* **Problem statement**
Look through the data for the string "likes". Copy every line where it is found.

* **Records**
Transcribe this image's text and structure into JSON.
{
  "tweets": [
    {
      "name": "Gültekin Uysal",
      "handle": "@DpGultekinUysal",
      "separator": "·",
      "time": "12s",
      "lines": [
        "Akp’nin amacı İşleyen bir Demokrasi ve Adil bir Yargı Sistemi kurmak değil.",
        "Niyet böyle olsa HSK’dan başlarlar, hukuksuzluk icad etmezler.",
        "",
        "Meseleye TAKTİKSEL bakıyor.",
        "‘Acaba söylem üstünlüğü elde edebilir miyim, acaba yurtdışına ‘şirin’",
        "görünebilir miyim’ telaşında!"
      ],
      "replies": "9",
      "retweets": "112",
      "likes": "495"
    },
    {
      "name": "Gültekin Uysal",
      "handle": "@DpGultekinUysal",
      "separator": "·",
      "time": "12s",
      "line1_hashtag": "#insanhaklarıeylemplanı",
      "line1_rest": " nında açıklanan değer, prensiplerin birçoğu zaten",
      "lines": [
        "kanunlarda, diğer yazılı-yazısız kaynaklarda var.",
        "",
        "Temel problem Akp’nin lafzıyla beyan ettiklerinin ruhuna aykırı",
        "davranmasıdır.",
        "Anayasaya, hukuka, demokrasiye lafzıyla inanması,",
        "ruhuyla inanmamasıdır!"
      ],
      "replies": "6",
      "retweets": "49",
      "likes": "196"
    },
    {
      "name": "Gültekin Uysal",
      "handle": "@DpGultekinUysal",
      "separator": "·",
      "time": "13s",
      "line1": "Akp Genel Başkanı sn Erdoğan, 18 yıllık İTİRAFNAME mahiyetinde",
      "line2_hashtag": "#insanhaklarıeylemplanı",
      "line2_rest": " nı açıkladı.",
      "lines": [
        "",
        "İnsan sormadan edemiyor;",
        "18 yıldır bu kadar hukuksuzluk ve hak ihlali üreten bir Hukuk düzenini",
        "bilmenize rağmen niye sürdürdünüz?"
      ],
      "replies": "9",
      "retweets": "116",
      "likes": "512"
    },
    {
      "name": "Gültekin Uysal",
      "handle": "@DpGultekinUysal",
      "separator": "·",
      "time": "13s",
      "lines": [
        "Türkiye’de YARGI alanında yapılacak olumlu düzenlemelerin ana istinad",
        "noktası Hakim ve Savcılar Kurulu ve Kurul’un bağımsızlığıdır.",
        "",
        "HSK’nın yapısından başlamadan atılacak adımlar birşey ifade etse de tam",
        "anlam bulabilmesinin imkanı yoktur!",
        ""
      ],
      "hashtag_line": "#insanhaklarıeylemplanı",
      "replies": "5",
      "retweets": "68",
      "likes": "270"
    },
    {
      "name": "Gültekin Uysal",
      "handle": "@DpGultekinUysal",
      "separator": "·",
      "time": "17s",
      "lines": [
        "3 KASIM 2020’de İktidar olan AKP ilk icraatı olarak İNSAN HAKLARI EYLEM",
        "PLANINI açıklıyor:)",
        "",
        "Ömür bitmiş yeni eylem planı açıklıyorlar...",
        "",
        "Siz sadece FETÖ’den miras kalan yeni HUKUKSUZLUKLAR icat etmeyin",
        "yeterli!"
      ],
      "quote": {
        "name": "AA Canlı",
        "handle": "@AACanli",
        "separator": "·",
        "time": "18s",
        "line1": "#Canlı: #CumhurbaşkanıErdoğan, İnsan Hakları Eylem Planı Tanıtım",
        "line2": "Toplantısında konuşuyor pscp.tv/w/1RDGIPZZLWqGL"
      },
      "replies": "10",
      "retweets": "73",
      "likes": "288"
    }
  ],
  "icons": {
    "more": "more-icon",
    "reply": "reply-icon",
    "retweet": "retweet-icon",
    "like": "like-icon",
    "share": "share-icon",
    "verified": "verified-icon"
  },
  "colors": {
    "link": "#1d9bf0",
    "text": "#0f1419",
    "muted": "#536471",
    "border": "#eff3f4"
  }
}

* **Result of this task**
      "likes": "495"
      "likes": "196"
      "likes": "512"
      "likes": "270"
      "likes": "288"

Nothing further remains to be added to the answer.